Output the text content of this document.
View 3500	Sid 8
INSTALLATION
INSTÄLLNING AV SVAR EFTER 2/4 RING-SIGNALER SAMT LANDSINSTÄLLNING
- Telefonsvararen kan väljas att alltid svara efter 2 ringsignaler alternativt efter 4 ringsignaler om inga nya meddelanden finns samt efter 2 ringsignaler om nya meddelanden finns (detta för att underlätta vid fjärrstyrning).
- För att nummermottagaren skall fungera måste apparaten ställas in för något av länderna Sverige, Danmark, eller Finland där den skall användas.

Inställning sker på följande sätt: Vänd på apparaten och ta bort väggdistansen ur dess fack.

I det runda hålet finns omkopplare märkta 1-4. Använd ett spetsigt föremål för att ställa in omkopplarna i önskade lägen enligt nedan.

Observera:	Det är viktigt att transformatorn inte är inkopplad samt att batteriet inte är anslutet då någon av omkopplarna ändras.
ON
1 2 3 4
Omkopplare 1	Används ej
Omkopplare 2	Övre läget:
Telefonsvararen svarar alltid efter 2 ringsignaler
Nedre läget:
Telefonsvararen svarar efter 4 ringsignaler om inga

□ □ □ □ □

▶ **DIRECTION**:
Write out the records above again, keeping each one identical to the original.

▶ **ANSWER TO THIS EXERCISE**:
Output the text content of this document.
View 3500	Sid 8
INSTALLATION
INSTÄLLNING AV SVAR EFTER 2/4 RING-SIGNALER SAMT LANDSINSTÄLLNING
- Telefonsvararen kan väljas att alltid svara efter 2 ringsignaler alternativt efter 4 ringsignaler om inga nya meddelanden finns samt efter 2 ringsignaler om nya meddelanden finns (detta för att underlätta vid fjärrstyrning).
- För att nummermottagaren skall fungera måste apparaten ställas in för något av länderna Sverige, Danmark, eller Finland där den skall användas.

Inställning sker på följande sätt: Vänd på apparaten och ta bort väggdistansen ur dess fack.

I det runda hålet finns omkopplare märkta 1-4. Använd ett spetsigt föremål för att ställa in omkopplarna i önskade lägen enligt nedan.

Observera:	Det är viktigt att transformatorn inte är inkopplad samt att batteriet inte är anslutet då någon av omkopplarna ändras.
ON
1 2 3 4
Omkopplare 1	Används ej
Omkopplare 2	Övre läget:
Telefonsvararen svarar alltid efter 2 ringsignaler
Nedre läget:
Telefonsvararen svarar efter 4 ringsignaler om inga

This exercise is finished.